→ **Problem requirements**:
All of the records below need to be copied exactly.

Data entries for graphics:
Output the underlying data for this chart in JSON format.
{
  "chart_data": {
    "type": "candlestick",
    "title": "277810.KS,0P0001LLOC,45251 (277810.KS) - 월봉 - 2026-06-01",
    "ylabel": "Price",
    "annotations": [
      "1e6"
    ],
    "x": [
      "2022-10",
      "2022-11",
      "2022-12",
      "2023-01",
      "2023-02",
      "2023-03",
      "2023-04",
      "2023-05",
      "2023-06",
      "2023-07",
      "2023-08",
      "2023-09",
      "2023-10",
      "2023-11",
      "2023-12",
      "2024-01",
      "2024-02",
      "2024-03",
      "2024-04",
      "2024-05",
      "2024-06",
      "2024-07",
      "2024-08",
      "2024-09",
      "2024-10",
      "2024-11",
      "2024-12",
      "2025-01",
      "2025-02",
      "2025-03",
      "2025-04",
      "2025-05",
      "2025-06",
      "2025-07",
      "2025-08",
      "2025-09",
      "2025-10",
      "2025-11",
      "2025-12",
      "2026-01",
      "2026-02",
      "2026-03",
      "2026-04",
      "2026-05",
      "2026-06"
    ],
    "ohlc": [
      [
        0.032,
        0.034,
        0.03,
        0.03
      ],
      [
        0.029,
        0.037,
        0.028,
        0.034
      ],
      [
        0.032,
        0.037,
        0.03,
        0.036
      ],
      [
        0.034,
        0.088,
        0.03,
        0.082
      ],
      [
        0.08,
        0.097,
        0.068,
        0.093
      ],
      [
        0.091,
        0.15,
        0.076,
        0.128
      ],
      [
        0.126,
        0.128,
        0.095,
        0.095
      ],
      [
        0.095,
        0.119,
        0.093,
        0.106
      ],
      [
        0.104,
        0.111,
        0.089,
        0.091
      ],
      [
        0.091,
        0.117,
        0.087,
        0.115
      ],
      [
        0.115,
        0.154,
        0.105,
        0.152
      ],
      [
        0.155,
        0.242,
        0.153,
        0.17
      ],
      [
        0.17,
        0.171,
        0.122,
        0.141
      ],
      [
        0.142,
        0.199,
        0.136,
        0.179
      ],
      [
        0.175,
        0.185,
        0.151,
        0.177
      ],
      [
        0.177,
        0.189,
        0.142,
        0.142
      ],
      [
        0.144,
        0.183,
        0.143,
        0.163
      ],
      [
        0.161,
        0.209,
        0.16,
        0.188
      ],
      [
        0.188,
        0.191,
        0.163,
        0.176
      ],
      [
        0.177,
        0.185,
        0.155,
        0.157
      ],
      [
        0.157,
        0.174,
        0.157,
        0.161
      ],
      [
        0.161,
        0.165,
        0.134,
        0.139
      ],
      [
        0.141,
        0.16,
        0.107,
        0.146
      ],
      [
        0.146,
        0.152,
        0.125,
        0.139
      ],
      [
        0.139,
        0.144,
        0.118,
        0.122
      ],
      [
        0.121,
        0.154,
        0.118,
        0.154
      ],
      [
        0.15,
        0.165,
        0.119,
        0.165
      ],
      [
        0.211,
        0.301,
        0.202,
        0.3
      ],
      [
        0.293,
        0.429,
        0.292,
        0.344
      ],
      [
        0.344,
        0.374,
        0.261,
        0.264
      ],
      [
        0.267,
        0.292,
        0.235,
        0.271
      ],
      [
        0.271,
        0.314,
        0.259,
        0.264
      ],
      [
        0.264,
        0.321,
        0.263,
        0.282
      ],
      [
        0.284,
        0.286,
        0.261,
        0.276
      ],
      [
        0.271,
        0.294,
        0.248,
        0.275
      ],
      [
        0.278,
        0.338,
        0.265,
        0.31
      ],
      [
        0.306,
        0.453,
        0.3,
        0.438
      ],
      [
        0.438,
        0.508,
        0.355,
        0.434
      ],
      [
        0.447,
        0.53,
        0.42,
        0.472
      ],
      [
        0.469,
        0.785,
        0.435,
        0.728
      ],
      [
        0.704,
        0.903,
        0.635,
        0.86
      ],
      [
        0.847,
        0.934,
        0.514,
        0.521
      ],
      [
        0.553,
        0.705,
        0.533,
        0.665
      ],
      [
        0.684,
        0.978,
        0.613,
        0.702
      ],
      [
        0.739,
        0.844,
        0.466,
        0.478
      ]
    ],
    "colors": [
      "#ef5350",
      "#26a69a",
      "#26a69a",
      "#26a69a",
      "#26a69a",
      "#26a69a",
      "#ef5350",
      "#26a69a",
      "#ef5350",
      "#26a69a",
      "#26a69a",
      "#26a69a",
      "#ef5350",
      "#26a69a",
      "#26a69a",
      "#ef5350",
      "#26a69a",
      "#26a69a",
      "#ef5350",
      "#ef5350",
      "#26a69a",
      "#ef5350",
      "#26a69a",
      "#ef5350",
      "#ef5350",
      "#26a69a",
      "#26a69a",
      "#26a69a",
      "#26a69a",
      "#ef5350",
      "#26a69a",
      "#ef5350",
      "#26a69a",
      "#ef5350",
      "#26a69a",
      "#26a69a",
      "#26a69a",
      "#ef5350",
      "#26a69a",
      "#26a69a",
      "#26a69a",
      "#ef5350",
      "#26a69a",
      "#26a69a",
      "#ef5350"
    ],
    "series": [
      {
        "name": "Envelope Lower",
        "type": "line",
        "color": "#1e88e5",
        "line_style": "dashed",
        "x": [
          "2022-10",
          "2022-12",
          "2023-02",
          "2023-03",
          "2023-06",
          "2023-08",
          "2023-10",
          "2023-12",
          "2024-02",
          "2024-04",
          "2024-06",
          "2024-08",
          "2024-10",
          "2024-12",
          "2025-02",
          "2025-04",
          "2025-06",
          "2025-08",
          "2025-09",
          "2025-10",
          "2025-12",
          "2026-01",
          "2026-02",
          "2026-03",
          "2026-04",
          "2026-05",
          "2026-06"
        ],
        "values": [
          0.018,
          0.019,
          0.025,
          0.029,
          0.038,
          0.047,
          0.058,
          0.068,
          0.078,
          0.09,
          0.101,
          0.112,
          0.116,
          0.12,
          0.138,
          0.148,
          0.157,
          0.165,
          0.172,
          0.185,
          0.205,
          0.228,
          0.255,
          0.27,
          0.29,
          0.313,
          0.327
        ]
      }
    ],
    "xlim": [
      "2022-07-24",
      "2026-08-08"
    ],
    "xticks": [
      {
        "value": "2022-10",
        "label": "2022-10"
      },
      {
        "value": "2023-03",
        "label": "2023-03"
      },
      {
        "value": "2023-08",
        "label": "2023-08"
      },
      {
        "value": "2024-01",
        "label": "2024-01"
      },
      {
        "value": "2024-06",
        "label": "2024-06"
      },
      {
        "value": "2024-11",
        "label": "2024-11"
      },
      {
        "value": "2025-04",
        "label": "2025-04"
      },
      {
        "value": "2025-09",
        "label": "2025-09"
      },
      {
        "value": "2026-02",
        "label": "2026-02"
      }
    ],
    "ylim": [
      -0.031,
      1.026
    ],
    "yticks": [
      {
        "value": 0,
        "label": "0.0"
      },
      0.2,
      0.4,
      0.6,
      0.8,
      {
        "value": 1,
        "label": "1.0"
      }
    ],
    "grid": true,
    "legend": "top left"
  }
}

→ **The output**:
Output the underlying data for this chart in JSON format.
{
  "chart_data": {
    "type": "candlestick",
    "title": "277810.KS,0P0001LLOC,45251 (277810.KS) - 월봉 - 2026-06-01",
    "ylabel": "Price",
    "annotations": [
      "1e6"
    ],
    "x": [
      "2022-10",
      "2022-11",
      "2022-12",
      "2023-01",
      "2023-02",
      "2023-03",
      "2023-04",
      "2023-05",
      "2023-06",
      "2023-07",
      "2023-08",
      "2023-09",
      "2023-10",
      "2023-11",
      "2023-12",
      "2024-01",
      "2024-02",
      "2024-03",
      "2024-04",
      "2024-05",
      "2024-06",
      "2024-07",
      "2024-08",
      "2024-09",
      "2024-10",
      "2024-11",
      "2024-12",
      "2025-01",
      "2025-02",
      "2025-03",
      "2025-04",
      "2025-05",
      "2025-06",
      "2025-07",
      "2025-08",
      "2025-09",
      "2025-10",
      "2025-11",
      "2025-12",
      "2026-01",
      "2026-02",
      "2026-03",
      "2026-04",
      "2026-05",
      "2026-06"
    ],
    "ohlc": [
      [
        0.032,
        0.034,
        0.03,
        0.03
      ],
      [
        0.029,
        0.037,
        0.028,
        0.034
      ],
      [
        0.032,
        0.037,
        0.03,
        0.036
      ],
      [
        0.034,
        0.088,
        0.03,
        0.082
      ],
      [
        0.08,
        0.097,
        0.068,
        0.093
      ],
      [
        0.091,
        0.15,
        0.076,
        0.128
      ],
      [
        0.126,
        0.128,
        0.095,
        0.095
      ],
      [
        0.095,
        0.119,
        0.093,
        0.106
      ],
      [
        0.104,
        0.111,
        0.089,
        0.091
      ],
      [
        0.091,
        0.117,
        0.087,
        0.115
      ],
      [
        0.115,
        0.154,
        0.105,
        0.152
      ],
      [
        0.155,
        0.242,
        0.153,
        0.17
      ],
      [
        0.17,
        0.171,
        0.122,
        0.141
      ],
      [
        0.142,
        0.199,
        0.136,
        0.179
      ],
      [
        0.175,
        0.185,
        0.151,
        0.177
      ],
      [
        0.177,
        0.189,
        0.142,
        0.142
      ],
      [
        0.144,
        0.183,
        0.143,
        0.163
      ],
      [
        0.161,
        0.209,
        0.16,
        0.188
      ],
      [
        0.188,
        0.191,
        0.163,
        0.176
      ],
      [
        0.177,
        0.185,
        0.155,
        0.157
      ],
      [
        0.157,
        0.174,
        0.157,
        0.161
      ],
      [
        0.161,
        0.165,
        0.134,
        0.139
      ],
      [
        0.141,
        0.16,
        0.107,
        0.146
      ],
      [
        0.146,
        0.152,
        0.125,
        0.139
      ],
      [
        0.139,
        0.144,
        0.118,
        0.122
      ],
      [
        0.121,
        0.154,
        0.118,
        0.154
      ],
      [
        0.15,
        0.165,
        0.119,
        0.165
      ],
      [
        0.211,
        0.301,
        0.202,
        0.3
      ],
      [
        0.293,
        0.429,
        0.292,
        0.344
      ],
      [
        0.344,
        0.374,
        0.261,
        0.264
      ],
      [
        0.267,
        0.292,
        0.235,
        0.271
      ],
      [
        0.271,
        0.314,
        0.259,
        0.264
      ],
      [
        0.264,
        0.321,
        0.263,
        0.282
      ],
      [
        0.284,
        0.286,
        0.261,
        0.276
      ],
      [
        0.271,
        0.294,
        0.248,
        0.275
      ],
      [
        0.278,
        0.338,
        0.265,
        0.31
      ],
      [
        0.306,
        0.453,
        0.3,
        0.438
      ],
      [
        0.438,
        0.508,
        0.355,
        0.434
      ],
      [
        0.447,
        0.53,
        0.42,
        0.472
      ],
      [
        0.469,
        0.785,
        0.435,
        0.728
      ],
      [
        0.704,
        0.903,
        0.635,
        0.86
      ],
      [
        0.847,
        0.934,
        0.514,
        0.521
      ],
      [
        0.553,
        0.705,
        0.533,
        0.665
      ],
      [
        0.684,
        0.978,
        0.613,
        0.702
      ],
      [
        0.739,
        0.844,
        0.466,
        0.478
      ]
    ],
    "colors": [
      "#ef5350",
      "#26a69a",
      "#26a69a",
      "#26a69a",
      "#26a69a",
      "#26a69a",
      "#ef5350",
      "#26a69a",
      "#ef5350",
      "#26a69a",
      "#26a69a",
      "#26a69a",
      "#ef5350",
      "#26a69a",
      "#26a69a",
      "#ef5350",
      "#26a69a",
      "#26a69a",
      "#ef5350",
      "#ef5350",
      "#26a69a",
      "#ef5350",
      "#26a69a",
      "#ef5350",
      "#ef5350",
      "#26a69a",
      "#26a69a",
      "#26a69a",
      "#26a69a",
      "#ef5350",
      "#26a69a",
      "#ef5350",
      "#26a69a",
      "#ef5350",
      "#26a69a",
      "#26a69a",
      "#26a69a",
      "#ef5350",
      "#26a69a",
      "#26a69a",
      "#26a69a",
      "#ef5350",
      "#26a69a",
      "#26a69a",
      "#ef5350"
    ],
    "series": [
      {
        "name": "Envelope Lower",
        "type": "line",
        "color": "#1e88e5",
        "line_style": "dashed",
        "x": [
          "2022-10",
          "2022-12",
          "2023-02",
          "2023-03",
          "2023-06",
          "2023-08",
          "2023-10",
          "2023-12",
          "2024-02",
          "2024-04",
          "2024-06",
          "2024-08",
          "2024-10",
          "2024-12",
          "2025-02",
          "2025-04",
          "2025-06",
          "2025-08",
          "2025-09",
          "2025-10",
          "2025-12",
          "2026-01",
          "2026-02",
          "2026-03",
          "2026-04",
          "2026-05",
          "2026-06"
        ],
        "values": [
          0.018,
          0.019,
          0.025,
          0.029,
          0.038,
          0.047,
          0.058,
          0.068,
          0.078,
          0.09,
          0.101,
          0.112,
          0.116,
          0.12,
          0.138,
          0.148,
          0.157,
          0.165,
          0.172,
          0.185,
          0.205,
          0.228,
          0.255,
          0.27,
          0.29,
          0.313,
          0.327
        ]
      }
    ],
    "xlim": [
      "2022-07-24",
      "2026-08-08"
    ],
    "xticks": [
      {
        "value": "2022-10",
        "label": "2022-10"
      },
      {
        "value": "2023-03",
        "label": "2023-03"
      },
      {
        "value": "2023-08",
        "label": "2023-08"
      },
      {
        "value": "2024-01",
        "label": "2024-01"
      },
      {
        "value": "2024-06",
        "label": "2024-06"
      },
      {
        "value": "2024-11",
        "label": "2024-11"
      },
      {
        "value": "2025-04",
        "label": "2025-04"
      },
      {
        "value": "2025-09",
        "label": "2025-09"
      },
      {
        "value": "2026-02",
        "label": "2026-02"
      }
    ],
    "ylim": [
      -0.031,
      1.026
    ],
    "yticks": [
      {
        "value": 0,
        "label": "0.0"
      },
      0.2,
      0.4,
      0.6,
      0.8,
      {
        "value": 1,
        "label": "1.0"
      }
    ],
    "grid": true,
    "legend": "top left"
  }
}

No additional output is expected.